The problem: Translate this sentence from the CVS command notes into French: Watch out for lines starting with "C filename" which indicates conflicting changes.

Overwrite "file_to_undo" file with the clean copy from CVS by the following.

$ cvs up -C file_to_undo

Save the updated local source tree to CVS by the following.

$ cvs ci -m "Describe change"

Create and add "file_to_add" file to CVS by the following.

$ vi file_to_add
$ cvs add file_to_add
$ cvs ci -m "Added file_to_add"

Merge the latest version from CVS by the following.

$ cvs up -d

Watch out for lines starting with "C filename" which indicates conflicting changes.

Look for unmodified code in ".#filename.version".

Search for "<<<<<<<" and ">>>>>>>" in files for conflicting changes.

Edit files to fix conflicts as needed.

Add a release tag "Release-1" by the following.

$ cvs ci -m "last commit for Release-1"
$ cvs tag Release-1

Edit further.

Remove the release tag "Release-1" by the following.

$ cvs tag -d Release-1

Check in changes to CVS by the following.

$ cvs ci -m "real last commit for Release-1"

Re-add the release tag "Release-1" to updated CVS HEAD of main by the following.

$ cvs tag Release-1

Create a branch with a sticky branch tag "Release-initial-bugfixes" from the original version pointed by the tag "Release-initial" and check it out to "~/path/to/old" directory by the following.

$ cvs rtag -b -r Release-initial Release-initial-bugfixes module1
$ cd ~/path/to
$ cvs co -r Release-initial-bugfixes -d old module1
$ cd old
[Tip] Tip

Use "-D 2005-12-20" (ISO 8601 date format) instead of "-r Release-initial" to specify particular date as the branch point.

Work on this local source tree having the sticky tag "Release-initial-bugfixes" which is based on the original version.

Work on this branch by yourself … until someone else joins to this "Release-initial-bugfixes" branch.

Sync with files modified by others on this branch while creating new directories as needed by the following.

$ cvs up -d

Edit files to fix conflicts as needed.

Check in changes to CVS by the following.

$ cvs ci -m "checked into this branch"

Update the local tree by HEAD of main while removing sticky tag ("-A") and without keyword expansion ("-kk") by the following.

$ cvs up -d -kk -A

Update the local tree (content = HEAD of main) by merging from the "Release-initial-bugfixes" branch and without keyword expansion by the following.

$ cvs up -d -kk -j Release-initial-bugfixes

Fix conflicts with editor.

Check in changes to CVS by the following.

$ cvs ci -m "merged Release-initial-bugfixes"

Make archive by the following.

$ cd ..
$ mv old old-module1-bugfixes
$ tar -cvzf old-module1-bugfixes.tar.gz old-module1-bugfixes
$ rm -rf old-module1-bugfixes
[Tip] Tip

"cvs up" command can take "-d" option to create new directories and "-P" option to prune empty directories.

Supplied data:
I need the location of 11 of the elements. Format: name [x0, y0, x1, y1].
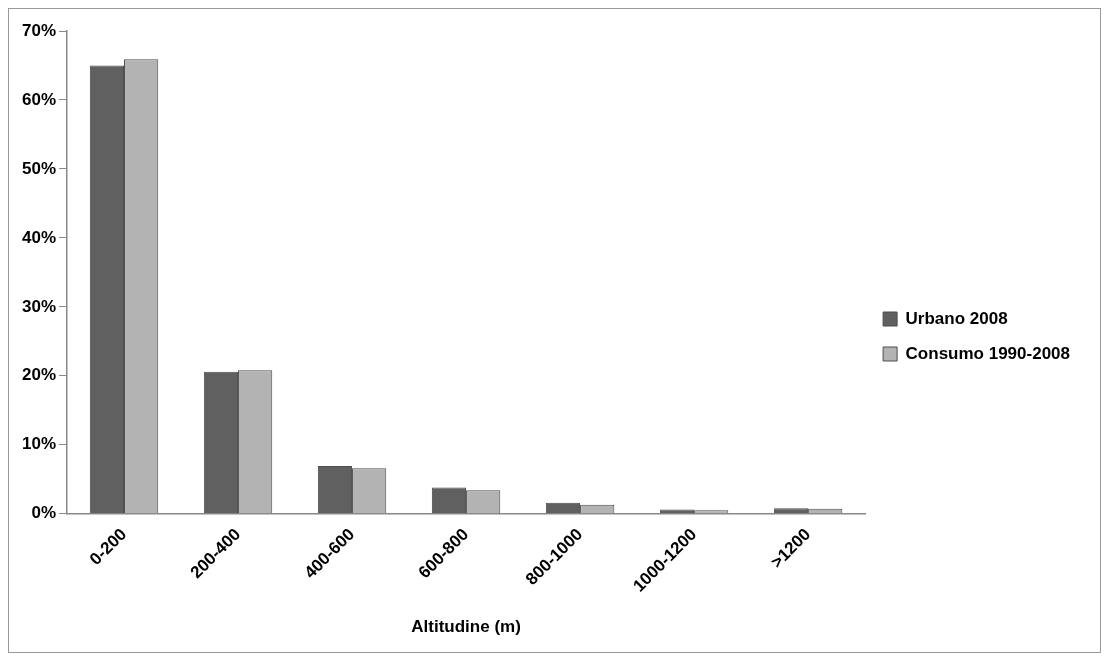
- legend-label: Consumo 1990-2008: [905, 343, 1070, 363]
- x-axis-title: Altitudine (m): [411, 617, 521, 637]
- y-tick-label: 60%: [21, 89, 57, 109]
- y-tick-label: 30%: [21, 296, 57, 316]
- y-tick-label: 0%: [31, 503, 57, 523]
- y-tick-label: 10%: [21, 434, 57, 454]
- y-tick-label: 40%: [21, 227, 57, 247]
- y-tick-label: 70%: [21, 20, 57, 40]
- y-tick-label: 50%: [21, 158, 57, 178]
- legend-label: Urbano 2008: [905, 308, 1008, 328]
- y-tick-label: 20%: [21, 365, 57, 385]
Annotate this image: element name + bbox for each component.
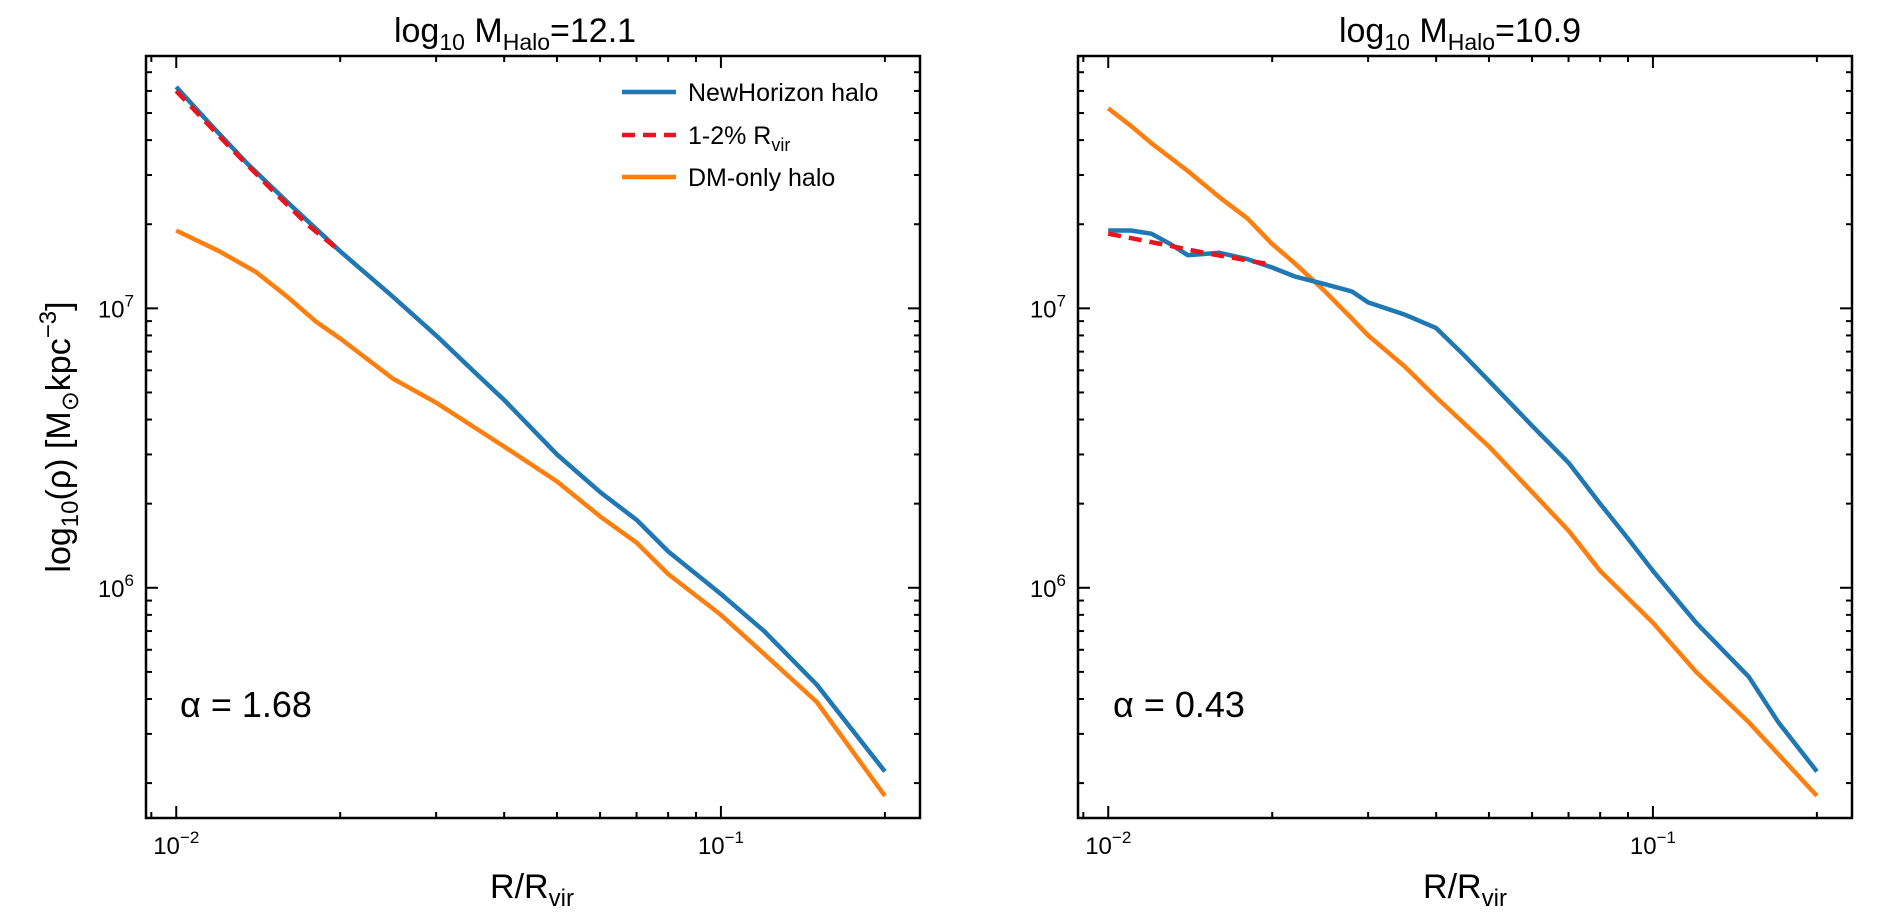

Answer for this exercise: Surveillez les lignes commençant par « C filename », qui signalent des modifications en conflit.